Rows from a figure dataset
^^^^^^^^^^^^^^^^

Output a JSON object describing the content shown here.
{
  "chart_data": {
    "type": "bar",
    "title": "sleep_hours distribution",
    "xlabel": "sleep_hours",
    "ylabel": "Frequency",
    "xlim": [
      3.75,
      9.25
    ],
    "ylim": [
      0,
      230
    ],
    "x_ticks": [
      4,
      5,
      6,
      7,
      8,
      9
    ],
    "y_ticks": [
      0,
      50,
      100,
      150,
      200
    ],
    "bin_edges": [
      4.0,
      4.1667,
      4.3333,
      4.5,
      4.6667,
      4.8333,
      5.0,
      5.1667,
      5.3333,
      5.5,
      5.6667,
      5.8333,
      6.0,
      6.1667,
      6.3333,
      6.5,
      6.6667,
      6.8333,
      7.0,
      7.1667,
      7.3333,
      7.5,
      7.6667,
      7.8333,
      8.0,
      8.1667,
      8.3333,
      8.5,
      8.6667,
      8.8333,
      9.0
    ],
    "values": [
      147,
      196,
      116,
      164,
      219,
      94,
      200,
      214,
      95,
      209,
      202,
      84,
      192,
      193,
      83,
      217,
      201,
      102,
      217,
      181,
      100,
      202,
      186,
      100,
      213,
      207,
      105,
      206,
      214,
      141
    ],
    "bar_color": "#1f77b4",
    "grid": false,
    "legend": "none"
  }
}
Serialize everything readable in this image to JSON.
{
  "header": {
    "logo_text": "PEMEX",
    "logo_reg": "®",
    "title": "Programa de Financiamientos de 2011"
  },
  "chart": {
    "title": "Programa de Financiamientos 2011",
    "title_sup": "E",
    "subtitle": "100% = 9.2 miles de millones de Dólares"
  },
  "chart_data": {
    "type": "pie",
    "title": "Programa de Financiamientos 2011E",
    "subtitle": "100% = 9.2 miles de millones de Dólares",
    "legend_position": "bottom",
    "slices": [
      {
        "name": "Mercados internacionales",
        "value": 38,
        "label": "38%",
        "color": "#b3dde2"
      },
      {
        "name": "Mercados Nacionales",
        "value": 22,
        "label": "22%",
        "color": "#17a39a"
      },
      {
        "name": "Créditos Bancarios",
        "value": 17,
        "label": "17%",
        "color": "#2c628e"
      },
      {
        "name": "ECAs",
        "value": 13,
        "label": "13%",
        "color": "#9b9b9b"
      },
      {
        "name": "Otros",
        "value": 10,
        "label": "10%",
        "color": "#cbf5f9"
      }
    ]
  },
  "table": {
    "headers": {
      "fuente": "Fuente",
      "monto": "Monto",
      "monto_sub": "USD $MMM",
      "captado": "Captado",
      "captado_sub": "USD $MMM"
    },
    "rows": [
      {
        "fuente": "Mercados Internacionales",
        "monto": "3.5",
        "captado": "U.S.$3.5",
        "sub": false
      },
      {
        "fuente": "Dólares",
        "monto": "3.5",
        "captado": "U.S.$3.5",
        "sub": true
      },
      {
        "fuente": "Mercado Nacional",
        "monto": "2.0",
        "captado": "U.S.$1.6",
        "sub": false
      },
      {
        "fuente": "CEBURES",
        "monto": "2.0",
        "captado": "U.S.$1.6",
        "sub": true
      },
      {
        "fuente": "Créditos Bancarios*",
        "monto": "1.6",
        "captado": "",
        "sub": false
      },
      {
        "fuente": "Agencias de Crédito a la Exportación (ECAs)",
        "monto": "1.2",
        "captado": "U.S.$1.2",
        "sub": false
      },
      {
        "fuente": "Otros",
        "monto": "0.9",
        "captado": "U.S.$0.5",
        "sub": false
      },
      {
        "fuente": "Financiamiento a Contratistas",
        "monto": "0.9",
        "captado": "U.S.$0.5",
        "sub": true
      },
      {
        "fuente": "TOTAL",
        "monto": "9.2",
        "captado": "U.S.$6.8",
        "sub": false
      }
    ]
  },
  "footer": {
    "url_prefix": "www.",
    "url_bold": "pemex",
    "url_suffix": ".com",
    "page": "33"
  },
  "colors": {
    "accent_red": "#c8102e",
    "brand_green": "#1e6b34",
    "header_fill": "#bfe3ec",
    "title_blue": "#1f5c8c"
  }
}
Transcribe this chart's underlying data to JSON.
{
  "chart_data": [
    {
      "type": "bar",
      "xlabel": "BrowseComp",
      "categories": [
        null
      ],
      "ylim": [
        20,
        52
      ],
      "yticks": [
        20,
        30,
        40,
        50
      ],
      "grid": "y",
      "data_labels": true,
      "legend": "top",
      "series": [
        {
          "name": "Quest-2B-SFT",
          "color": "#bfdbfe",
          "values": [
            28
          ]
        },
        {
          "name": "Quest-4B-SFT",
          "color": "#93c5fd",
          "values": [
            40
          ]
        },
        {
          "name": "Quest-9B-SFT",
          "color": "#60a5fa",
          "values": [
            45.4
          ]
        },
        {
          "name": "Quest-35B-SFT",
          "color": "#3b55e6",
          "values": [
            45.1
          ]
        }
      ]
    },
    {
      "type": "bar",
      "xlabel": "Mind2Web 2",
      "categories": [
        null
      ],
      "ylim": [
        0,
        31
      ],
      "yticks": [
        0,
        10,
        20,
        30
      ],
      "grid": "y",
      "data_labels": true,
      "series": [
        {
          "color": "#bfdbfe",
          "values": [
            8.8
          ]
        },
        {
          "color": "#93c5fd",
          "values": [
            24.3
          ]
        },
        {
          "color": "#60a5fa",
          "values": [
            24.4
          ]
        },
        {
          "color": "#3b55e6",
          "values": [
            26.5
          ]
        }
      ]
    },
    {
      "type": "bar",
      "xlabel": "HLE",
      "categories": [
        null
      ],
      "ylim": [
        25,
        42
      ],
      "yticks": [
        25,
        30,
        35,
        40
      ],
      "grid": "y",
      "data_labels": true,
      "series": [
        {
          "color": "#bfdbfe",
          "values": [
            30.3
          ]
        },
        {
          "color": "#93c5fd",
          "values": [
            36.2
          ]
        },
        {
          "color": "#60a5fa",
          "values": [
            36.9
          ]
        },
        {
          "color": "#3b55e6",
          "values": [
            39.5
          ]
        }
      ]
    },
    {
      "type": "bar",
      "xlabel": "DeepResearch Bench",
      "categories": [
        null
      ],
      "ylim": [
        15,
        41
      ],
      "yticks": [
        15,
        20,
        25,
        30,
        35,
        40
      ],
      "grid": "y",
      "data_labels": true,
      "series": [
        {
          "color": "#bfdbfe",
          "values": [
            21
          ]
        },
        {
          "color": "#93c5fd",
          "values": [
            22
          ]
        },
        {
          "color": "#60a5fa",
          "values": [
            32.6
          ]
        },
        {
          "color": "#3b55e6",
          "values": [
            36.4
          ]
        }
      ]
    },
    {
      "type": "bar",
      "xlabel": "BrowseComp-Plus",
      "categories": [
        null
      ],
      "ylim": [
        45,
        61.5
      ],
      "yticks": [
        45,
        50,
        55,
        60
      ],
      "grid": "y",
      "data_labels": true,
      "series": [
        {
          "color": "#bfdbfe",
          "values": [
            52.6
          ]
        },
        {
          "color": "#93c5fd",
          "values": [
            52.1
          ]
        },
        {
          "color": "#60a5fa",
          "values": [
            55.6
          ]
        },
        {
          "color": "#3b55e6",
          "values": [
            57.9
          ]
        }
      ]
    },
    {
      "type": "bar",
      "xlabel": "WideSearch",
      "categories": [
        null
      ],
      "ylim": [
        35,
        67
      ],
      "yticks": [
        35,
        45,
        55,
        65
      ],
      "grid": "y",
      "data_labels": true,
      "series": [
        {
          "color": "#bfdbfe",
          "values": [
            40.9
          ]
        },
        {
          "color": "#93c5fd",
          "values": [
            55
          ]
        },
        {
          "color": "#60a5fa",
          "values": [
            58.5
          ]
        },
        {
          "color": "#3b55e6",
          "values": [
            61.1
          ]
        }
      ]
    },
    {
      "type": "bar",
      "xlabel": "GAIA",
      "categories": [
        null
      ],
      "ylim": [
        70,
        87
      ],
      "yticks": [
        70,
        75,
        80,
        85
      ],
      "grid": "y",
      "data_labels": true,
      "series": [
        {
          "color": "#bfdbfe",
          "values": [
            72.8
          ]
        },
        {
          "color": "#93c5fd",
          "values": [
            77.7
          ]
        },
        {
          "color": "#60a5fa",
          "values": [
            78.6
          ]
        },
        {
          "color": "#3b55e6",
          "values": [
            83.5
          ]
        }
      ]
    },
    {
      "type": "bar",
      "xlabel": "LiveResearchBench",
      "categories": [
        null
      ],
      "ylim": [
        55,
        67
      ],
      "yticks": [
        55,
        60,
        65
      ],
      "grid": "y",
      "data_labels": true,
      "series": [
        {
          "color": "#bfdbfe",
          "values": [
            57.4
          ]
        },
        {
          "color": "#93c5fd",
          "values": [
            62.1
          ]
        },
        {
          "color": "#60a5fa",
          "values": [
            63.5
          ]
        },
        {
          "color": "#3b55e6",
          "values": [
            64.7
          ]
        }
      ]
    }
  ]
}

^^^^^^^^^^^^^^^^

• Task
Locate all lines that include the word "Mercados" and copy them out.

• The completed task
        "name": "Mercados internacionales",
        "name": "Mercados Nacionales",
        "fuente": "Mercados Internacionales",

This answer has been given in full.